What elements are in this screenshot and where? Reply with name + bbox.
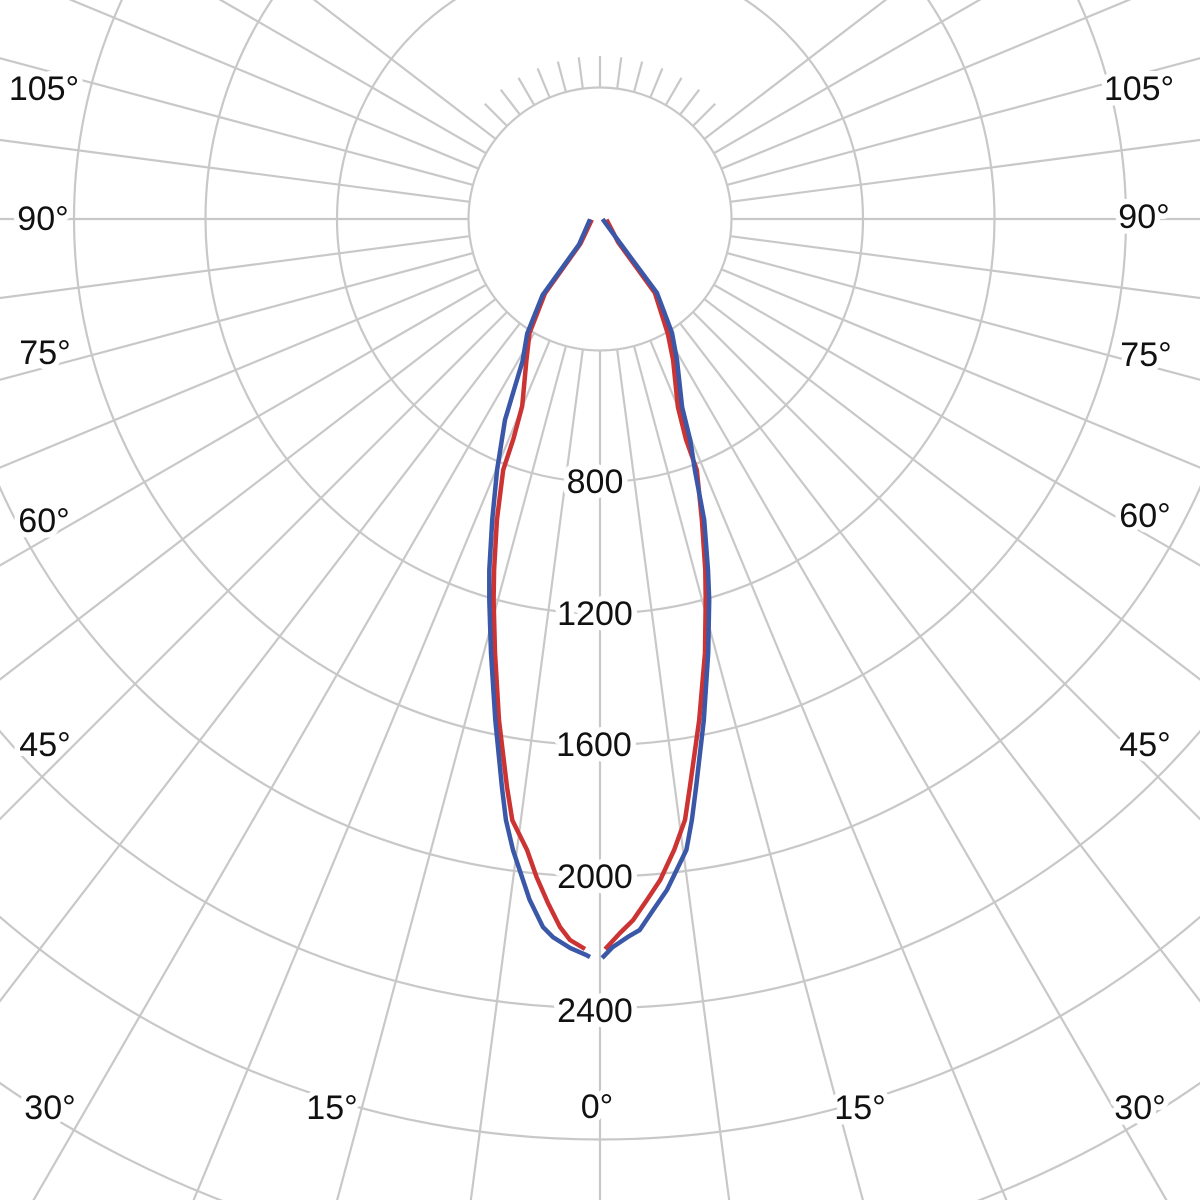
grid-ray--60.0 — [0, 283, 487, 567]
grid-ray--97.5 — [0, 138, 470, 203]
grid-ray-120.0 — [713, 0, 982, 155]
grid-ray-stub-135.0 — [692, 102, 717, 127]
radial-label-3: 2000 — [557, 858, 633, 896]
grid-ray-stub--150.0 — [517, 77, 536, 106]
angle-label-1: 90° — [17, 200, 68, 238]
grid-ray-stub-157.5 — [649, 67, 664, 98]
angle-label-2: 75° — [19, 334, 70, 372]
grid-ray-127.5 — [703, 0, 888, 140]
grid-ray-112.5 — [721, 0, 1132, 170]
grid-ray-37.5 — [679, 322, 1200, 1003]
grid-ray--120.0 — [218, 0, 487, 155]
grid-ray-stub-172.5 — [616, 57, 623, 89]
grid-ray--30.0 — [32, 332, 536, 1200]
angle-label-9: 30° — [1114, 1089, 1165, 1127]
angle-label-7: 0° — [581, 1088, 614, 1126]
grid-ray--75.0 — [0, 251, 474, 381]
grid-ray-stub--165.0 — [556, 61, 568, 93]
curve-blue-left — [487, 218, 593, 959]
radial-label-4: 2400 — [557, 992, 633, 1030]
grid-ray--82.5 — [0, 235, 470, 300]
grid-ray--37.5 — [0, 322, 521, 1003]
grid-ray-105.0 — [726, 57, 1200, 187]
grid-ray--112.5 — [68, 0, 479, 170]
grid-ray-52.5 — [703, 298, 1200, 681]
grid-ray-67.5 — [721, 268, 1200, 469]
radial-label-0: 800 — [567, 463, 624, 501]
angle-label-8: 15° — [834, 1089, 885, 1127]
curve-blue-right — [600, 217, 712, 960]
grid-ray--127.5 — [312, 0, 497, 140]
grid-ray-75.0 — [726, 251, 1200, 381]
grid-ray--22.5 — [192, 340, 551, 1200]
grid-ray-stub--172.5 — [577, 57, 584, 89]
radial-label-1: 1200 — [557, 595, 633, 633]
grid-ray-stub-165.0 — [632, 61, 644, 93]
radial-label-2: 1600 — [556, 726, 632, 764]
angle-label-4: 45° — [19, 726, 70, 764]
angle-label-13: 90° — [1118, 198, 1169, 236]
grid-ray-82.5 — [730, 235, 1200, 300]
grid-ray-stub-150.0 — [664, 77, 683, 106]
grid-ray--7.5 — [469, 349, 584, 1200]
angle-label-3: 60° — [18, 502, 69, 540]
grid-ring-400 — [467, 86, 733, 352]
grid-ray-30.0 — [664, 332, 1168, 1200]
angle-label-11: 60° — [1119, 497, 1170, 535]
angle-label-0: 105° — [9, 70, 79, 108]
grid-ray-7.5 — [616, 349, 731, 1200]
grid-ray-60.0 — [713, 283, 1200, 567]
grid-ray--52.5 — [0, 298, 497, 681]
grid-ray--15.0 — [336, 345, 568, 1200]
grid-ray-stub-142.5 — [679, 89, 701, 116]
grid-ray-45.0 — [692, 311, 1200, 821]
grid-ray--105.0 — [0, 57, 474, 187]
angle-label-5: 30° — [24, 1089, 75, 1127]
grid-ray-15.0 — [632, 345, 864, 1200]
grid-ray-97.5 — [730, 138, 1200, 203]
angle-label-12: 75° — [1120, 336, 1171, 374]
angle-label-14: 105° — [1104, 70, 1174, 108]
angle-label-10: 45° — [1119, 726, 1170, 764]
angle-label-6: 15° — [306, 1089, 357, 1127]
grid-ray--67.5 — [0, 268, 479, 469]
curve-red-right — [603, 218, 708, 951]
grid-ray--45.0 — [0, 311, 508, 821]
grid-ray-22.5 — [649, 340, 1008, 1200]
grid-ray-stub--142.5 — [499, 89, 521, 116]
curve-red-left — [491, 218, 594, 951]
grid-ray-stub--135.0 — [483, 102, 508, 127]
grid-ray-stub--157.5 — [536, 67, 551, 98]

=====

Problem to solve: Convert every line of the data above into a numbered list, skipping any blank lines. Leave the pictures out of your answer.

Exercise answer:
1. What elements are in this screenshot and where? Reply with name + bbox.
2. grid-ray--60.0 — [0, 283, 487, 567]
3. grid-ray--97.5 — [0, 138, 470, 203]
4. grid-ray-120.0 — [713, 0, 982, 155]
5. grid-ray-stub-135.0 — [692, 102, 717, 127]
6. radial-label-3: 2000 — [557, 858, 633, 896]
7. grid-ray-stub--150.0 — [517, 77, 536, 106]
8. angle-label-1: 90° — [17, 200, 68, 238]
9. grid-ray-stub-157.5 — [649, 67, 664, 98]
10. angle-label-2: 75° — [19, 334, 70, 372]
11. grid-ray-127.5 — [703, 0, 888, 140]
12. grid-ray-112.5 — [721, 0, 1132, 170]
13. grid-ray-37.5 — [679, 322, 1200, 1003]
14. grid-ray--120.0 — [218, 0, 487, 155]
15. grid-ray-stub-172.5 — [616, 57, 623, 89]
16. grid-ray--30.0 — [32, 332, 536, 1200]
17. angle-label-9: 30° — [1114, 1089, 1165, 1127]
18. angle-label-7: 0° — [581, 1088, 614, 1126]
19. grid-ray--75.0 — [0, 251, 474, 381]
20. grid-ray-stub--165.0 — [556, 61, 568, 93]
21. curve-blue-left — [487, 218, 593, 959]
22. radial-label-4: 2400 — [557, 992, 633, 1030]
23. grid-ray--82.5 — [0, 235, 470, 300]
24. grid-ray--37.5 — [0, 322, 521, 1003]
25. grid-ray-105.0 — [726, 57, 1200, 187]
26. grid-ray--112.5 — [68, 0, 479, 170]
27. grid-ray-52.5 — [703, 298, 1200, 681]
28. grid-ray-67.5 — [721, 268, 1200, 469]
29. radial-label-0: 800 — [567, 463, 624, 501]
30. angle-label-8: 15° — [834, 1089, 885, 1127]
31. curve-blue-right — [600, 217, 712, 960]
32. grid-ray--127.5 — [312, 0, 497, 140]
33. grid-ray-75.0 — [726, 251, 1200, 381]
34. grid-ray--22.5 — [192, 340, 551, 1200]
35. grid-ray-stub--172.5 — [577, 57, 584, 89]
36. radial-label-1: 1200 — [557, 595, 633, 633]
37. grid-ray-stub-165.0 — [632, 61, 644, 93]
38. radial-label-2: 1600 — [556, 726, 632, 764]
39. angle-label-4: 45° — [19, 726, 70, 764]
40. angle-label-13: 90° — [1118, 198, 1169, 236]
41. grid-ray-82.5 — [730, 235, 1200, 300]
42. grid-ray-stub-150.0 — [664, 77, 683, 106]
43. grid-ray--7.5 — [469, 349, 584, 1200]
44. angle-label-3: 60° — [18, 502, 69, 540]
45. grid-ring-400 — [467, 86, 733, 352]
46. grid-ray-30.0 — [664, 332, 1168, 1200]
47. angle-label-11: 60° — [1119, 497, 1170, 535]
48. angle-label-0: 105° — [9, 70, 79, 108]
49. grid-ray-7.5 — [616, 349, 731, 1200]
50. grid-ray-60.0 — [713, 283, 1200, 567]
51. grid-ray--52.5 — [0, 298, 497, 681]
52. grid-ray--15.0 — [336, 345, 568, 1200]
53. grid-ray-stub-142.5 — [679, 89, 701, 116]
54. grid-ray-45.0 — [692, 311, 1200, 821]
55. grid-ray--105.0 — [0, 57, 474, 187]
56. angle-label-5: 30° — [24, 1089, 75, 1127]
57. grid-ray-15.0 — [632, 345, 864, 1200]
58. grid-ray-97.5 — [730, 138, 1200, 203]
59. angle-label-12: 75° — [1120, 336, 1171, 374]
60. angle-label-14: 105° — [1104, 70, 1174, 108]
61. angle-label-10: 45° — [1119, 726, 1170, 764]
62. angle-label-6: 15° — [306, 1089, 357, 1127]
63. grid-ray--67.5 — [0, 268, 479, 469]
64. curve-red-right — [603, 218, 708, 951]
65. grid-ray--45.0 — [0, 311, 508, 821]
66. grid-ray-22.5 — [649, 340, 1008, 1200]
67. grid-ray-stub--142.5 — [499, 89, 521, 116]
68. curve-red-left — [491, 218, 594, 951]
69. grid-ray-stub--135.0 — [483, 102, 508, 127]
70. grid-ray-stub--157.5 — [536, 67, 551, 98]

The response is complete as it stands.